**RECORD LIST:**
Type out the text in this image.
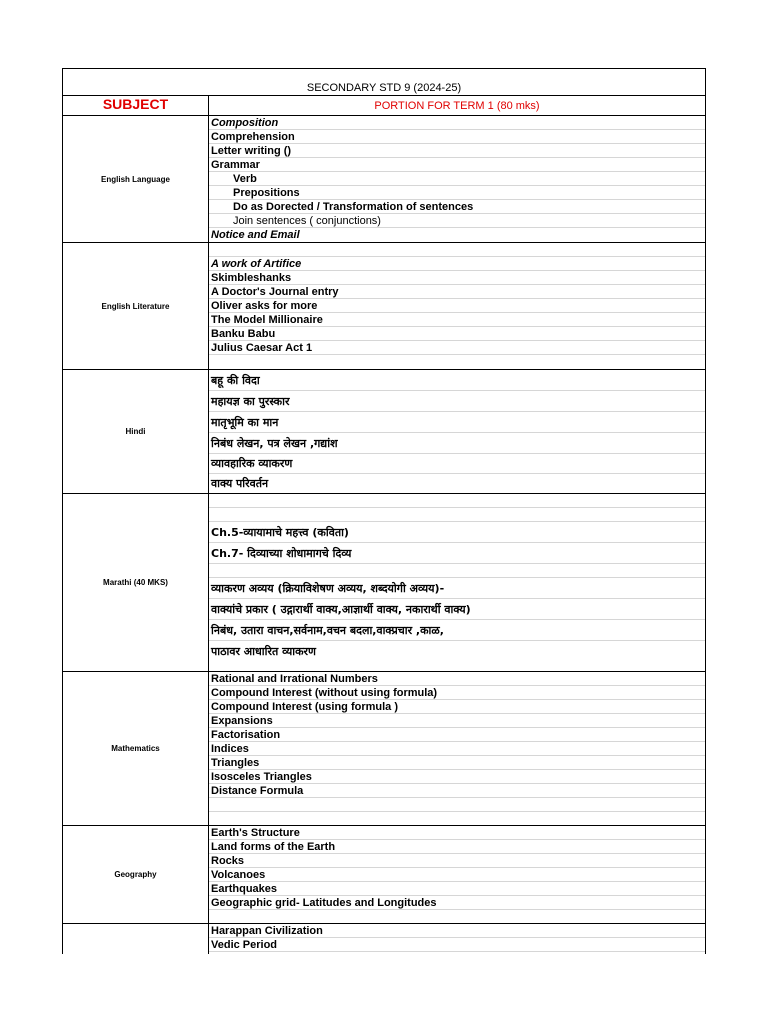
SECONDARY STD 9 (2024-25)
SUBJECT	PORTION FOR TERM 1 (80 mks)
English Language
Composition
Comprehension
Letter writing ()
Grammar
Verb
Prepositions
Do as Dorected / Transformation of sentences
Join sentences ( conjunctions)
Notice and Email
English Literature
A work of Artifice
Skimbleshanks
A Doctor's Journal entry
Oliver asks for more
The Model Millionaire
Banku Babu
Julius Caesar Act 1
Hindi
बहू की विदा
महायज्ञ का पुरस्कार
मातृभूमि का मान
निबंध लेखन, पत्र लेखन ,गद्यांश
व्यावहारिक व्याकरण
वाक्य परिवर्तन
Marathi (40 MKS)
Ch.5-व्यायामाचे महत्त्व (कविता)
Ch.7- दिव्याच्या शोधामागचे दिव्य
व्याकरण अव्यय (क्रियाविशेषण अव्यय, शब्दयोगी अव्यय)-
वाक्यांचे प्रकार ( उद्गारार्थी वाक्य,आज्ञार्थी वाक्य, नकारार्थी वाक्य)
निबंध, उतारा वाचन,सर्वनाम,वचन बदला,वाक्प्रचार ,काळ,
पाठावर आधारित व्याकरण
Mathematics
Rational and Irrational Numbers
Compound Interest (without using formula)
Compound Interest (using formula )
Expansions
Factorisation
Indices
Triangles
Isosceles Triangles
Distance Formula
Geography
Earth's Structure
Land forms of the Earth
Rocks
Volcanoes
Earthquakes
Geographic grid- Latitudes and Longitudes
Harappan Civilization
Vedic Period
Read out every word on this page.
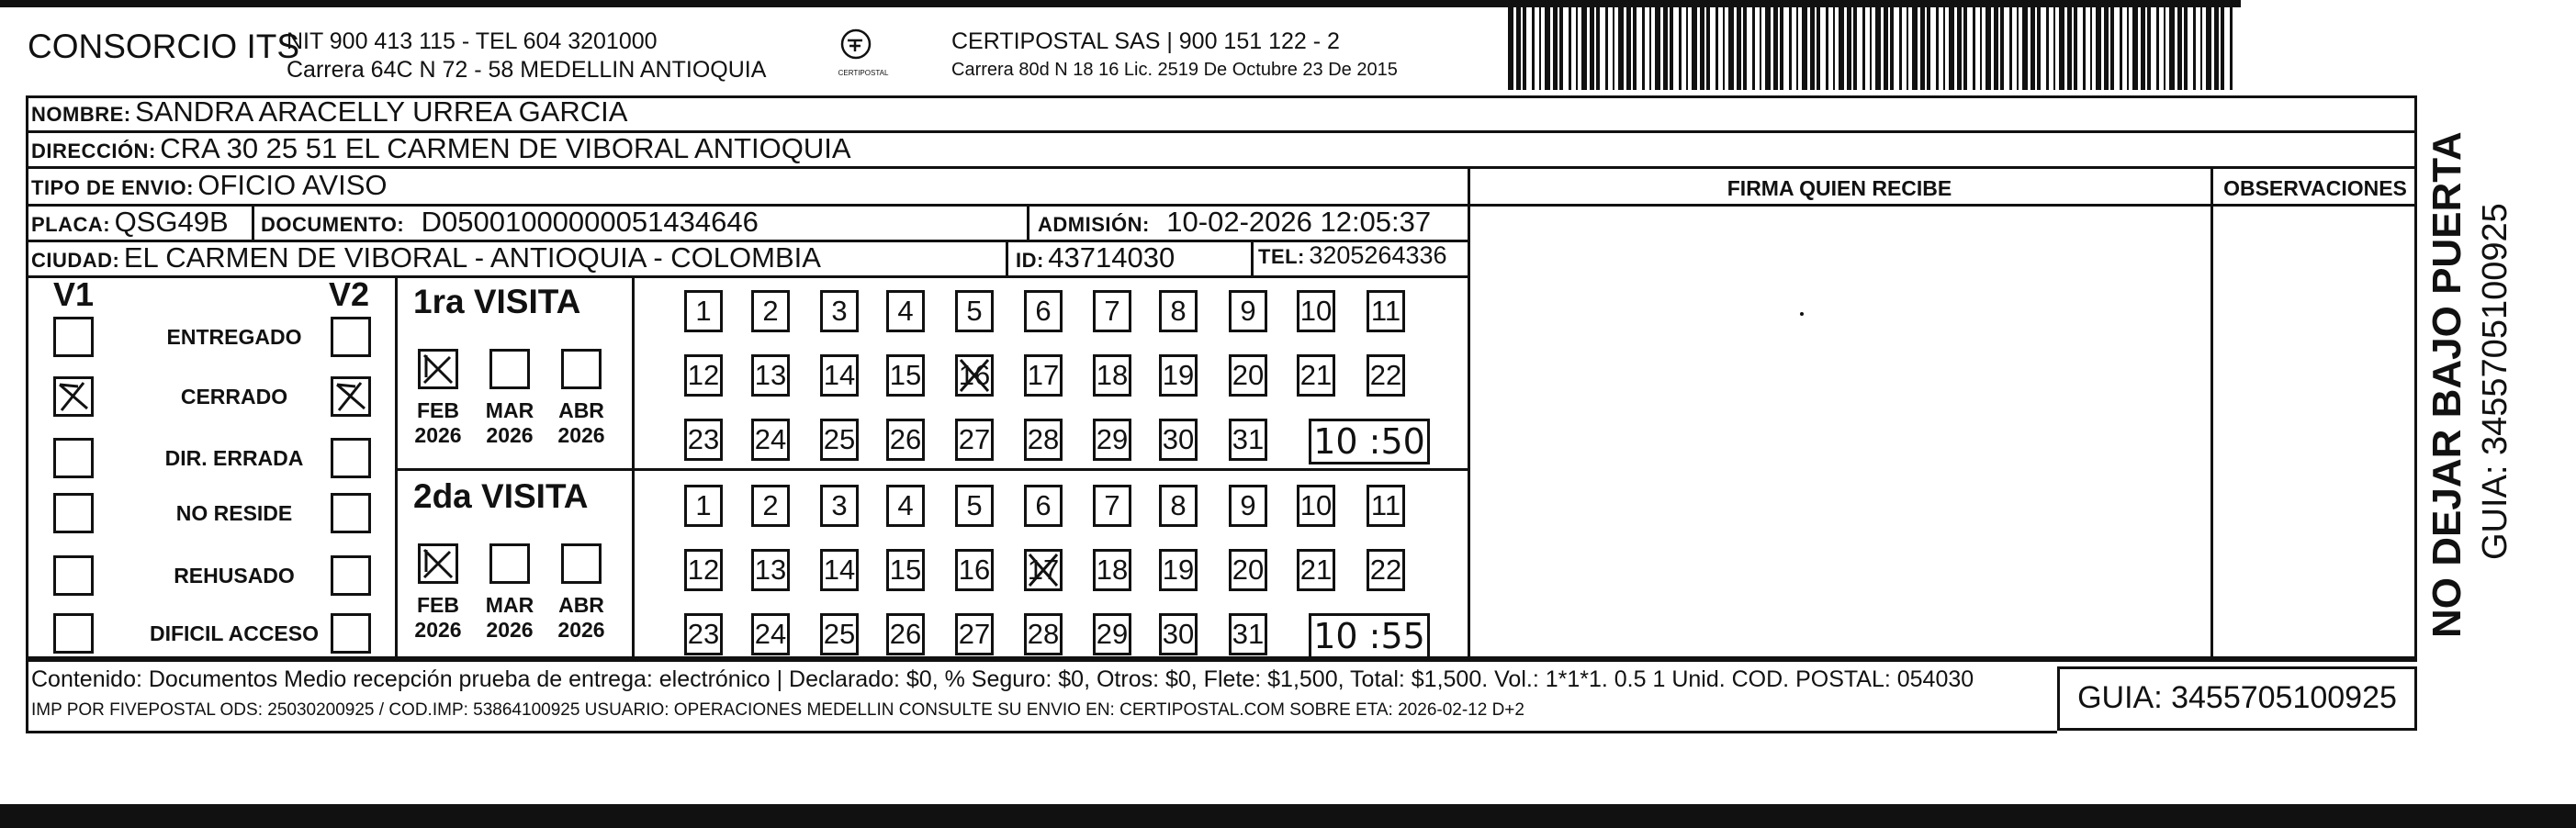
CONSORCIO ITS
NIT 900 413 115 - TEL 604 3201000
Carrera 64C N 72 - 58 MEDELLIN ANTIOQUIA	CERTIPOSTAL
CERTIPOSTAL SAS | 900 151 122 - 2
Carrera 80d N 18 16 Lic. 2519 De Octubre 23 De 2015
NOMBRE: SANDRA ARACELLY URREA GARCIA
DIRECCIÓN: CRA 30 25 51 EL CARMEN DE VIBORAL ANTIOQUIA
TIPO DE ENVIO: OFICIO AVISO
PLACA: QSG49B DOCUMENTO: D05001000000051434646	ADMISIÓN: 10-02-2026 12:05:37
CIUDAD: EL CARMEN DE VIBORAL - ANTIOQUIA - COLOMBIA	ID: 43714030	TEL: 3205264336
FIRMA QUIEN RECIBE	OBSERVACIONES
V1	V2
ENTREGADO
CERRADO
DIR. ERRADA
NO RESIDE
REHUSADO
DIFICIL ACCESO
1ra VISITA
FEB
2026
MAR
2026
ABR
2026
1	2	3	4	5	6	7	8	9	10 11
12 13 14 15 16 17 18 19 20 21 22
23 24 25 26 27 28 29 30 31 10 :50
2da VISITA
FEB
2026
MAR
2026
ABR
2026
1	2	3	4	5	6	7	8	9	10 11
12 13 14 15 16 17 18 19 20 21 22
23 24 25 26 27 28 29 30 31 10 :55
Contenido: Documentos Medio recepción prueba de entrega: electrónico | Declarado: $0, % Seguro: $0, Otros: $0, Flete: $1,500, Total: $1,500. Vol.: 1*1*1. 0.5 1 Unid. COD. POSTAL: 054030
IMP POR FIVEPOSTAL ODS: 25030200925 / COD.IMP: 53864100925 USUARIO: OPERACIONES MEDELLIN CONSULTE SU ENVIO EN: CERTIPOSTAL.COM SOBRE ETA: 2026-02-12 D+2	GUIA: 3455705100925
NO DEJAR BAJO PUERTA GUIA: 3455705100925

**WORK INSTRUCTIONS:**
From the listing above, copy all lines holding the word "ANTIOQUIA".

**WRITTEN SOLUTION:**
Carrera 64C N 72 - 58 MEDELLIN ANTIOQUIA	CERTIPOSTAL
DIRECCIÓN: CRA 30 25 51 EL CARMEN DE VIBORAL ANTIOQUIA
CIUDAD: EL CARMEN DE VIBORAL - ANTIOQUIA - COLOMBIA	ID: 43714030	TEL: 3205264336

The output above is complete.